◆ **REQUIREMENTS**:
Copy every line of the data exactly, leaving nothing out.

[Stored records]

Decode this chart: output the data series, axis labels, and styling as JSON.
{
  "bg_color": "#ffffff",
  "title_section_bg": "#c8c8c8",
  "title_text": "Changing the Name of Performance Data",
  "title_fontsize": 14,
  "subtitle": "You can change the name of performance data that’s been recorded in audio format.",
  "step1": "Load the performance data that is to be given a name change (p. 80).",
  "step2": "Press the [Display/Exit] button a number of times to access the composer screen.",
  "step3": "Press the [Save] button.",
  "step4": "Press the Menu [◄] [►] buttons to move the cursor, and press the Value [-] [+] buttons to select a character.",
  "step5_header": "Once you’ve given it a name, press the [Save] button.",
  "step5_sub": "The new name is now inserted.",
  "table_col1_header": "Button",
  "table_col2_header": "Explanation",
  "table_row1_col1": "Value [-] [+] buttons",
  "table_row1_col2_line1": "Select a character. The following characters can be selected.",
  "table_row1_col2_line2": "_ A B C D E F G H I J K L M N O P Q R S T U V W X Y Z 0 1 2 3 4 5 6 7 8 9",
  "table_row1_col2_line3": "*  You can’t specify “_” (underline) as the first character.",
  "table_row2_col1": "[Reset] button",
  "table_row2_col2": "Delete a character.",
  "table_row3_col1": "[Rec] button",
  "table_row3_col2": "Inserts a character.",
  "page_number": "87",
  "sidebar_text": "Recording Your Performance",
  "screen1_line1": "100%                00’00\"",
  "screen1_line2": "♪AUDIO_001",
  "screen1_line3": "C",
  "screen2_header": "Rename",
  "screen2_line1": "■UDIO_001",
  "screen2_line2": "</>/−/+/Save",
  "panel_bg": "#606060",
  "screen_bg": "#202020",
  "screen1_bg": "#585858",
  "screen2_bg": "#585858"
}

◆ **SOLUTION**:
Decode this chart: output the data series, axis labels, and styling as JSON.
{
  "bg_color": "#ffffff",
  "title_section_bg": "#c8c8c8",
  "title_text": "Changing the Name of Performance Data",
  "title_fontsize": 14,
  "subtitle": "You can change the name of performance data that’s been recorded in audio format.",
  "step1": "Load the performance data that is to be given a name change (p. 80).",
  "step2": "Press the [Display/Exit] button a number of times to access the composer screen.",
  "step3": "Press the [Save] button.",
  "step4": "Press the Menu [◄] [►] buttons to move the cursor, and press the Value [-] [+] buttons to select a character.",
  "step5_header": "Once you’ve given it a name, press the [Save] button.",
  "step5_sub": "The new name is now inserted.",
  "table_col1_header": "Button",
  "table_col2_header": "Explanation",
  "table_row1_col1": "Value [-] [+] buttons",
  "table_row1_col2_line1": "Select a character. The following characters can be selected.",
  "table_row1_col2_line2": "_ A B C D E F G H I J K L M N O P Q R S T U V W X Y Z 0 1 2 3 4 5 6 7 8 9",
  "table_row1_col2_line3": "*  You can’t specify “_” (underline) as the first character.",
  "table_row2_col1": "[Reset] button",
  "table_row2_col2": "Delete a character.",
  "table_row3_col1": "[Rec] button",
  "table_row3_col2": "Inserts a character.",
  "page_number": "87",
  "sidebar_text": "Recording Your Performance",
  "screen1_line1": "100%                00’00\"",
  "screen1_line2": "♪AUDIO_001",
  "screen1_line3": "C",
  "screen2_header": "Rename",
  "screen2_line1": "■UDIO_001",
  "screen2_line2": "</>/−/+/Save",
  "panel_bg": "#606060",
  "screen_bg": "#202020",
  "screen1_bg": "#585858",
  "screen2_bg": "#585858"
}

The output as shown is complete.